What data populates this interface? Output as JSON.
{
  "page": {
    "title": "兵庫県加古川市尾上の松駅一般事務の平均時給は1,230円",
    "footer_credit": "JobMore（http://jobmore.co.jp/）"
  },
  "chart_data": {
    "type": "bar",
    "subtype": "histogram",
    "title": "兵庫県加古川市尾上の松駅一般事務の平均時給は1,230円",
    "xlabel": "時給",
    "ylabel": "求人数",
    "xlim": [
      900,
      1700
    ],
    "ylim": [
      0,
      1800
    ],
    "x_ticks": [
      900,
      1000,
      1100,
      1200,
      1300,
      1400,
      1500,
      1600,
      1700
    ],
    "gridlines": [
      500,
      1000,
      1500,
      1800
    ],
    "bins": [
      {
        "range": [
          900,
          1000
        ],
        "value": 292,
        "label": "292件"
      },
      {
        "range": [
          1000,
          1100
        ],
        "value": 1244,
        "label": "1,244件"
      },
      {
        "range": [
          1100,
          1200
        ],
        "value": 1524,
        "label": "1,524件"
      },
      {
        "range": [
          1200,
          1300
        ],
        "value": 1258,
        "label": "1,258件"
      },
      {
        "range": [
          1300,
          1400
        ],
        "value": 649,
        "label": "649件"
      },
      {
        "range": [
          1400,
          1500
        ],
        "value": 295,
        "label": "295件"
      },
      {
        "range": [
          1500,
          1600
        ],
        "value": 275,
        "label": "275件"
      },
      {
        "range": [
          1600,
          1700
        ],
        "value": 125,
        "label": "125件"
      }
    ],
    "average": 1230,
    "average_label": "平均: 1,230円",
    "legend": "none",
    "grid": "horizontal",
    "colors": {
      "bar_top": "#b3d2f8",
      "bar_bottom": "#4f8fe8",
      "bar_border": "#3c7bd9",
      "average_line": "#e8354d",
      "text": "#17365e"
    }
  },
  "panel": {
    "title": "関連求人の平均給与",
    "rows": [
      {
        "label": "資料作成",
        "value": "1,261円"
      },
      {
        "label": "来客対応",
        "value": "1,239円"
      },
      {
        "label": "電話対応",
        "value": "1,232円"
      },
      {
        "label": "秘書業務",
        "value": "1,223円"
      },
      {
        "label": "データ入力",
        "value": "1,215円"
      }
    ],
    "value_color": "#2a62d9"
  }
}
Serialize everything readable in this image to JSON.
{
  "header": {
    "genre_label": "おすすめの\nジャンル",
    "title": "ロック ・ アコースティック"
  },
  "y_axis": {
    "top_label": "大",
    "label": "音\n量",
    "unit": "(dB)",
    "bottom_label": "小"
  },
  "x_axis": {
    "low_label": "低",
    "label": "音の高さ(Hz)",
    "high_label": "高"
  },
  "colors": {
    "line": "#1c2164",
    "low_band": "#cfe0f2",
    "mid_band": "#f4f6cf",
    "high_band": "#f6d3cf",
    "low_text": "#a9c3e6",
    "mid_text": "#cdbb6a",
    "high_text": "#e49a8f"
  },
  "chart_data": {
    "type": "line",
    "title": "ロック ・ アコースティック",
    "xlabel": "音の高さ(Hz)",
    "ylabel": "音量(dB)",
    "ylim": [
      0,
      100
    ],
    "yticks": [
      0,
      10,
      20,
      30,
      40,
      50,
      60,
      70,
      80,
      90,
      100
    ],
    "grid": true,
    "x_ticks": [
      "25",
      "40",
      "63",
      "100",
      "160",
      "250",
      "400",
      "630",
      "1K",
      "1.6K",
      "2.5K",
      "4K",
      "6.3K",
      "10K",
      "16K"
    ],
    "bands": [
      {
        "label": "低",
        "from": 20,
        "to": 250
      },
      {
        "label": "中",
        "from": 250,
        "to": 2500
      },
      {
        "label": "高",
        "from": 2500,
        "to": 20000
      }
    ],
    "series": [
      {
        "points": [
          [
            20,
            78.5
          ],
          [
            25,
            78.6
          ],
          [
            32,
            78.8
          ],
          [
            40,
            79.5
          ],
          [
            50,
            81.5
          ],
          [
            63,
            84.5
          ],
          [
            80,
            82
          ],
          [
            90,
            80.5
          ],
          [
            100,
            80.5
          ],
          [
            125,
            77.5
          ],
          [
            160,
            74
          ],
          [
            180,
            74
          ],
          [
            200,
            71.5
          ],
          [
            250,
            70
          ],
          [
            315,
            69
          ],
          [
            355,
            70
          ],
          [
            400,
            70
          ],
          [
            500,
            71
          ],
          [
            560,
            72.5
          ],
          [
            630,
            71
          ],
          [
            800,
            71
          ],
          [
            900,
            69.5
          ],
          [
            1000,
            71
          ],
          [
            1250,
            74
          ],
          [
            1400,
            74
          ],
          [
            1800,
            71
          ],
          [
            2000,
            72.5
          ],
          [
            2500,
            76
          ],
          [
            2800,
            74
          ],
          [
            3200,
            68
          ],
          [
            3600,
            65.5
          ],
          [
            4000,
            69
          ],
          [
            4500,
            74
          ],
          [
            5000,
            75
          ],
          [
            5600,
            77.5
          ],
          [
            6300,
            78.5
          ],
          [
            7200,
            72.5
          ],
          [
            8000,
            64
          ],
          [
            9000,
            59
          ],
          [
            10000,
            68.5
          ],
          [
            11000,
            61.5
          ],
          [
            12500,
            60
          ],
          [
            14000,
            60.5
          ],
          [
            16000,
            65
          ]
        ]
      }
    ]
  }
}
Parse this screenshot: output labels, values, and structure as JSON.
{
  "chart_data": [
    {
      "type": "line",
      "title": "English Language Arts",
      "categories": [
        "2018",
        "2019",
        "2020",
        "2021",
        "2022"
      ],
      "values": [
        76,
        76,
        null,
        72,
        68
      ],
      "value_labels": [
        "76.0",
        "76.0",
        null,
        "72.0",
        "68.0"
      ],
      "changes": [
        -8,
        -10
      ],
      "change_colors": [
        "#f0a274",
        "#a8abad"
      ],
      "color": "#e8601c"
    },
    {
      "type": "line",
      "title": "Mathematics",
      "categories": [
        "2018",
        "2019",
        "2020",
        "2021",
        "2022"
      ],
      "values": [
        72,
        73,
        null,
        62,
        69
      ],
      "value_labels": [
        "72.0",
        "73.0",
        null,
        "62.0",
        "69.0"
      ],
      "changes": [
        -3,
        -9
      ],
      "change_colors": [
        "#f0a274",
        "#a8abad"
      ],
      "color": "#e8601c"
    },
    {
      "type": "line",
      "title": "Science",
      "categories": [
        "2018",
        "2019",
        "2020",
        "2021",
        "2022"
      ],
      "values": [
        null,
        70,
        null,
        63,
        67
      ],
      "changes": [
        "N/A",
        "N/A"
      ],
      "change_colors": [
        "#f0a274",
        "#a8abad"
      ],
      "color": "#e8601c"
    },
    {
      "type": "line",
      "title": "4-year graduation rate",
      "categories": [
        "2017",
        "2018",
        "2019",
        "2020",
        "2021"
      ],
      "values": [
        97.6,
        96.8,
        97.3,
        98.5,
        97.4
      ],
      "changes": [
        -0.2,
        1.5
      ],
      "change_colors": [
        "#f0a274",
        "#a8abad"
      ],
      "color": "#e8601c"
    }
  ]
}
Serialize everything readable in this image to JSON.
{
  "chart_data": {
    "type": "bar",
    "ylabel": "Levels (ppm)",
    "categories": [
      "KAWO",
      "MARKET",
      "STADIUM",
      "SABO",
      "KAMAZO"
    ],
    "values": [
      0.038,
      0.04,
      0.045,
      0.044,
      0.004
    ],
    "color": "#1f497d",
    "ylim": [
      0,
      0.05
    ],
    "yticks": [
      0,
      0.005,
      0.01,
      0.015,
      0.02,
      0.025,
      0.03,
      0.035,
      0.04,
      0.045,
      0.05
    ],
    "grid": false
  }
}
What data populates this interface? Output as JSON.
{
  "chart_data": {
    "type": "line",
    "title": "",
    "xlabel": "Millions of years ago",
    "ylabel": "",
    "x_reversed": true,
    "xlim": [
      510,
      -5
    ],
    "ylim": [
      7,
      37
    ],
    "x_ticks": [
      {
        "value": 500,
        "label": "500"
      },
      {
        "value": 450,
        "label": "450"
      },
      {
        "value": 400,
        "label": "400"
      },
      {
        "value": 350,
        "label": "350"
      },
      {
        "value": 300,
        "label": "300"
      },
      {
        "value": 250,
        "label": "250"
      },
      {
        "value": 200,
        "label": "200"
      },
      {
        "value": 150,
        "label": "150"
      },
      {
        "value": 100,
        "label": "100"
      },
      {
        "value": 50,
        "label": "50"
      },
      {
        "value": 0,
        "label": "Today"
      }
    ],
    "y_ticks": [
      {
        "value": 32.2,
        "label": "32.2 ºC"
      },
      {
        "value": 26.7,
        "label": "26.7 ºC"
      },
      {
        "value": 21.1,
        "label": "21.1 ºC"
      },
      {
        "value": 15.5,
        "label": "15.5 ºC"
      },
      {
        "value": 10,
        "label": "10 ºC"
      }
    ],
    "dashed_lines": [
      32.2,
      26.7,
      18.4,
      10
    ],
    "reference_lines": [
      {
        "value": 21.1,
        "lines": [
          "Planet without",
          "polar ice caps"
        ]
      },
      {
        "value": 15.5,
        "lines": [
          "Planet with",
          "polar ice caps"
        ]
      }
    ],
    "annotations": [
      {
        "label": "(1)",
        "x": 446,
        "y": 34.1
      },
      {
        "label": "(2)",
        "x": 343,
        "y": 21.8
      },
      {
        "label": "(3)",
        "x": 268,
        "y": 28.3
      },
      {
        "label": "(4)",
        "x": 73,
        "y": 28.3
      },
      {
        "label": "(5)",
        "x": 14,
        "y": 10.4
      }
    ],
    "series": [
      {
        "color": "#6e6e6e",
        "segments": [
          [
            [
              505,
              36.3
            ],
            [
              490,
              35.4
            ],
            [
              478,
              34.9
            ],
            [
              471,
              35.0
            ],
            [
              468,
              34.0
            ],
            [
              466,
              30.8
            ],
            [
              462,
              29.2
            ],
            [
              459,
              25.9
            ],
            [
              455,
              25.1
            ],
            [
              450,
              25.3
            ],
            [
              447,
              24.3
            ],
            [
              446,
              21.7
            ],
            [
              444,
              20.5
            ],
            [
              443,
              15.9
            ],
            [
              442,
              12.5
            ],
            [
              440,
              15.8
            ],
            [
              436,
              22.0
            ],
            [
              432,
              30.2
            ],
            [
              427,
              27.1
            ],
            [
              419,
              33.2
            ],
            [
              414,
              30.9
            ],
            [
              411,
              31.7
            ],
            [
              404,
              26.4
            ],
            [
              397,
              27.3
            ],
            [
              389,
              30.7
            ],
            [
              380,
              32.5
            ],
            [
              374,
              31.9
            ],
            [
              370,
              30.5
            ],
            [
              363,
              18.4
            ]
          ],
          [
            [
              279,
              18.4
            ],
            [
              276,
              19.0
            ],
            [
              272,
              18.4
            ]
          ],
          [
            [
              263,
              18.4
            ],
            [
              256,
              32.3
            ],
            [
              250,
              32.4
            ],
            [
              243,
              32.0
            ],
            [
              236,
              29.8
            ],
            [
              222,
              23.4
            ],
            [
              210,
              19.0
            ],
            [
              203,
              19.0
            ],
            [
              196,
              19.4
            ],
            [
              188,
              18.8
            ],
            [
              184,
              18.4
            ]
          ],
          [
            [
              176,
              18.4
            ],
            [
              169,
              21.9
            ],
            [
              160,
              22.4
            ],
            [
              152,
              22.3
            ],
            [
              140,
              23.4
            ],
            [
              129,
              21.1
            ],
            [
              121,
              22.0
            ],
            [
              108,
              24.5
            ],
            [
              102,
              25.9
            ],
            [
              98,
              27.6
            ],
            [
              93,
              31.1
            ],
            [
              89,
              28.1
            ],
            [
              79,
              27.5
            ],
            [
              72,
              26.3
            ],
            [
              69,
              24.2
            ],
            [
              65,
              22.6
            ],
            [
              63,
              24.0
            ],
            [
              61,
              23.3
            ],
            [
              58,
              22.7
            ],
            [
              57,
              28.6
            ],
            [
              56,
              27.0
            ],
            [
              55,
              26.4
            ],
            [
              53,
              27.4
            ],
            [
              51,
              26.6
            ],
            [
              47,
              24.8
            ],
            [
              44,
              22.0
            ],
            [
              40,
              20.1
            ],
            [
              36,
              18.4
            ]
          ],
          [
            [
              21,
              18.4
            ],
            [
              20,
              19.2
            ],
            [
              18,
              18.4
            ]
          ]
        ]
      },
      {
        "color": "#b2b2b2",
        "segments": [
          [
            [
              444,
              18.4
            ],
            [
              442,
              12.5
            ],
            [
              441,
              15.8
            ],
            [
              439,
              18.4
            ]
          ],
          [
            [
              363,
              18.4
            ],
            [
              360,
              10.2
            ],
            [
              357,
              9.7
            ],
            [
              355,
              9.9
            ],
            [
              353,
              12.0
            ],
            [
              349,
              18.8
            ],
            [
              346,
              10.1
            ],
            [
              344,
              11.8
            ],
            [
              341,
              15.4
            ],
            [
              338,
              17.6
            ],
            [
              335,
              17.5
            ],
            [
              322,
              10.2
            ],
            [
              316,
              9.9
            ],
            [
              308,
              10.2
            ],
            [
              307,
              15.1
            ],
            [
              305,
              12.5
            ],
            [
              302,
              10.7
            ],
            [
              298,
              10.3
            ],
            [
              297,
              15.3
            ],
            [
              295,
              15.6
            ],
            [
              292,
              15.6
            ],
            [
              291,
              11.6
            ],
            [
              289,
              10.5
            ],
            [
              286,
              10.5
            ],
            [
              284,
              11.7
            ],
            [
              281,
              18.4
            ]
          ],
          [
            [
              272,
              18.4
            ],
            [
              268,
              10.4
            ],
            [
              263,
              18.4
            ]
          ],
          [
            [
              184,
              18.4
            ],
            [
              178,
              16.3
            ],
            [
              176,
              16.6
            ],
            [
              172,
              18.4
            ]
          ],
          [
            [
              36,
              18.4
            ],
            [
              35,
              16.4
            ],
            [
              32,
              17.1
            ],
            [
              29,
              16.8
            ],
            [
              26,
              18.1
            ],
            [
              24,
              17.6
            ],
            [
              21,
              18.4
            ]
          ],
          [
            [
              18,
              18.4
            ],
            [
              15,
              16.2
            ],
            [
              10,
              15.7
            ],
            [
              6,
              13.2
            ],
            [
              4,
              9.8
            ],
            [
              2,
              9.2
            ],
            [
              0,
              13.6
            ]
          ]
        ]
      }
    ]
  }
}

──────────────────────────────

[Instruction] Reproduce each line of the material containing the word "xlabel".

[Solution to this exercise]
    "xlabel": "時給",
    "xlabel": "音の高さ(Hz)",
    "xlabel": "Millions of years ago",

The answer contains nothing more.